— Begin Supplied records —
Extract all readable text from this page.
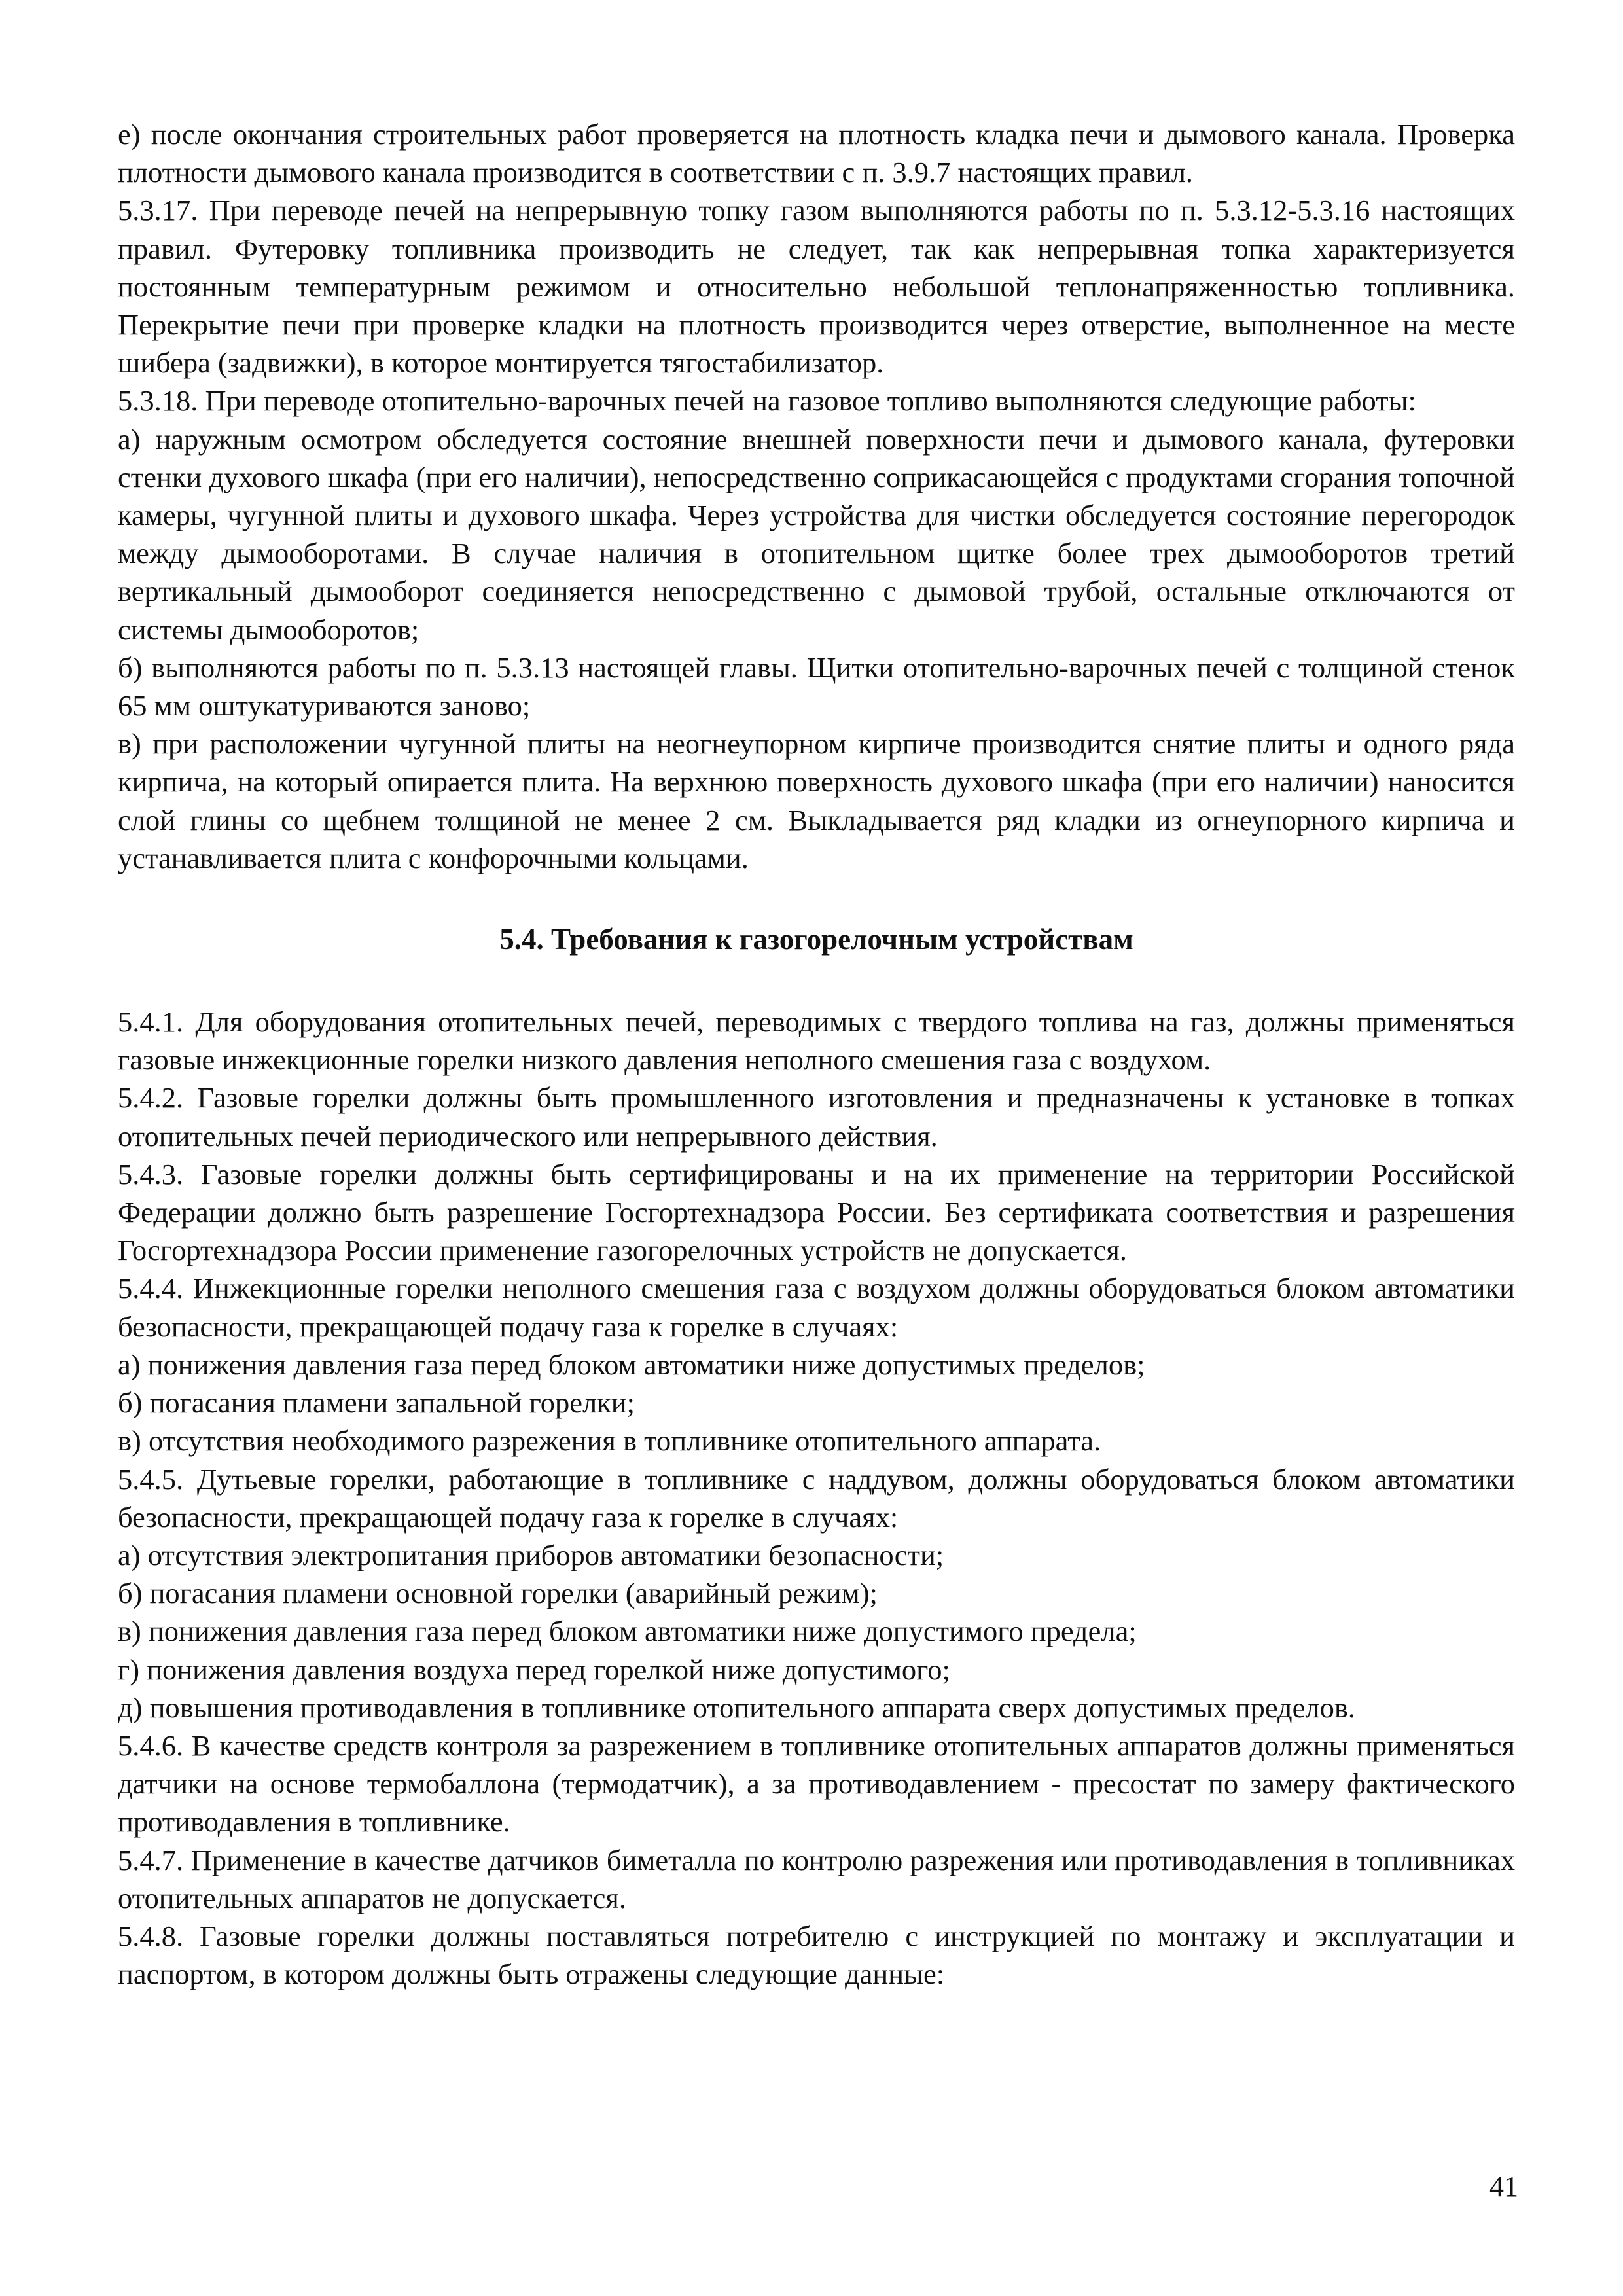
е) после окончания строительных работ проверяется на плотность кладка печи и дымового канала. Проверка плотности дымового канала производится в соответствии с п. 3.9.7 настоящих правил.

5.3.17. При переводе печей на непрерывную топку газом выполняются работы по п. 5.3.12-5.3.16 настоящих правил. Футеровку топливника производить не следует, так как непрерывная топка характеризуется постоянным температурным режимом и относительно небольшой теплонапряженностью топливника. Перекрытие печи при проверке кладки на плотность производится через отверстие, выполненное на месте шибера (задвижки), в которое монтируется тягостабилизатор.

5.3.18. При переводе отопительно-варочных печей на газовое топливо выполняются следующие работы:

а) наружным осмотром обследуется состояние внешней поверхности печи и дымового канала, футеровки стенки духового шкафа (при его наличии), непосредственно соприкасающейся с продуктами сгорания топочной камеры, чугунной плиты и духового шкафа. Через устройства для чистки обследуется состояние перегородок между дымооборотами. В случае наличия в отопительном щитке более трех дымооборотов третий вертикальный дымооборот соединяется непосредственно с дымовой трубой, остальные отключаются от системы дымооборотов;

б) выполняются работы по п. 5.3.13 настоящей главы. Щитки отопительно-варочных печей с толщиной стенок 65 мм оштукатуриваются заново;

в) при расположении чугунной плиты на неогнеупорном кирпиче производится снятие плиты и одного ряда кирпича, на который опирается плита. На верхнюю поверхность духового шкафа (при его наличии) наносится слой глины со щебнем толщиной не менее 2 см. Выкладывается ряд кладки из огнеупорного кирпича и устанавливается плита с конфорочными кольцами.

5.4. Требования к газогорелочным устройствам

5.4.1. Для оборудования отопительных печей, переводимых с твердого топлива на газ, должны применяться газовые инжекционные горелки низкого давления неполного смешения газа с воздухом.

5.4.2. Газовые горелки должны быть промышленного изготовления и предназначены к установке в топках отопительных печей периодического или непрерывного действия.

5.4.3. Газовые горелки должны быть сертифицированы и на их применение на территории Российской Федерации должно быть разрешение Госгортехнадзора России. Без сертификата соответствия и разрешения Госгортехнадзора России применение газогорелочных устройств не допускается.

5.4.4. Инжекционные горелки неполного смешения газа с воздухом должны оборудоваться блоком автоматики безопасности, прекращающей подачу газа к горелке в случаях:

а) понижения давления газа перед блоком автоматики ниже допустимых пределов;

б) погасания пламени запальной горелки;

в) отсутствия необходимого разрежения в топливнике отопительного аппарата.

5.4.5. Дутьевые горелки, работающие в топливнике с наддувом, должны оборудоваться блоком автоматики безопасности, прекращающей подачу газа к горелке в случаях:

а) отсутствия электропитания приборов автоматики безопасности;

б) погасания пламени основной горелки (аварийный режим);

в) понижения давления газа перед блоком автоматики ниже допустимого предела;

г) понижения давления воздуха перед горелкой ниже допустимого;

д) повышения противодавления в топливнике отопительного аппарата сверх допустимых пределов.

5.4.6. В качестве средств контроля за разрежением в топливнике отопительных аппаратов должны применяться датчики на основе термобаллона (термодатчик), а за противодавлением - пресостат по замеру фактического противодавления в топливнике.

5.4.7. Применение в качестве датчиков биметалла по контролю разрежения или противодавления в топливниках отопительных аппаратов не допускается.

5.4.8. Газовые горелки должны поставляться потребителю с инструкцией по монтажу и эксплуатации и паспортом, в котором должны быть отражены следующие данные:

41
— End Supplied records —
* What to work on
Write the lines above out again exactly, without any of their pictures.

* Solution to this exercise
Extract all readable text from this page.
е) после окончания строительных работ проверяется на плотность кладка печи и дымового канала. Проверка плотности дымового канала производится в соответствии с п. 3.9.7 настоящих правил.

5.3.17. При переводе печей на непрерывную топку газом выполняются работы по п. 5.3.12-5.3.16 настоящих правил. Футеровку топливника производить не следует, так как непрерывная топка характеризуется постоянным температурным режимом и относительно небольшой теплонапряженностью топливника. Перекрытие печи при проверке кладки на плотность производится через отверстие, выполненное на месте шибера (задвижки), в которое монтируется тягостабилизатор.

5.3.18. При переводе отопительно-варочных печей на газовое топливо выполняются следующие работы:

а) наружным осмотром обследуется состояние внешней поверхности печи и дымового канала, футеровки стенки духового шкафа (при его наличии), непосредственно соприкасающейся с продуктами сгорания топочной камеры, чугунной плиты и духового шкафа. Через устройства для чистки обследуется состояние перегородок между дымооборотами. В случае наличия в отопительном щитке более трех дымооборотов третий вертикальный дымооборот соединяется непосредственно с дымовой трубой, остальные отключаются от системы дымооборотов;

б) выполняются работы по п. 5.3.13 настоящей главы. Щитки отопительно-варочных печей с толщиной стенок 65 мм оштукатуриваются заново;

в) при расположении чугунной плиты на неогнеупорном кирпиче производится снятие плиты и одного ряда кирпича, на который опирается плита. На верхнюю поверхность духового шкафа (при его наличии) наносится слой глины со щебнем толщиной не менее 2 см. Выкладывается ряд кладки из огнеупорного кирпича и устанавливается плита с конфорочными кольцами.

5.4. Требования к газогорелочным устройствам

5.4.1. Для оборудования отопительных печей, переводимых с твердого топлива на газ, должны применяться газовые инжекционные горелки низкого давления неполного смешения газа с воздухом.

5.4.2. Газовые горелки должны быть промышленного изготовления и предназначены к установке в топках отопительных печей периодического или непрерывного действия.

5.4.3. Газовые горелки должны быть сертифицированы и на их применение на территории Российской Федерации должно быть разрешение Госгортехнадзора России. Без сертификата соответствия и разрешения Госгортехнадзора России применение газогорелочных устройств не допускается.

5.4.4. Инжекционные горелки неполного смешения газа с воздухом должны оборудоваться блоком автоматики безопасности, прекращающей подачу газа к горелке в случаях:

а) понижения давления газа перед блоком автоматики ниже допустимых пределов;

б) погасания пламени запальной горелки;

в) отсутствия необходимого разрежения в топливнике отопительного аппарата.

5.4.5. Дутьевые горелки, работающие в топливнике с наддувом, должны оборудоваться блоком автоматики безопасности, прекращающей подачу газа к горелке в случаях:

а) отсутствия электропитания приборов автоматики безопасности;

б) погасания пламени основной горелки (аварийный режим);

в) понижения давления газа перед блоком автоматики ниже допустимого предела;

г) понижения давления воздуха перед горелкой ниже допустимого;

д) повышения противодавления в топливнике отопительного аппарата сверх допустимых пределов.

5.4.6. В качестве средств контроля за разрежением в топливнике отопительных аппаратов должны применяться датчики на основе термобаллона (термодатчик), а за противодавлением - пресостат по замеру фактического противодавления в топливнике.

5.4.7. Применение в качестве датчиков биметалла по контролю разрежения или противодавления в топливниках отопительных аппаратов не допускается.

5.4.8. Газовые горелки должны поставляться потребителю с инструкцией по монтажу и эксплуатации и паспортом, в котором должны быть отражены следующие данные:

41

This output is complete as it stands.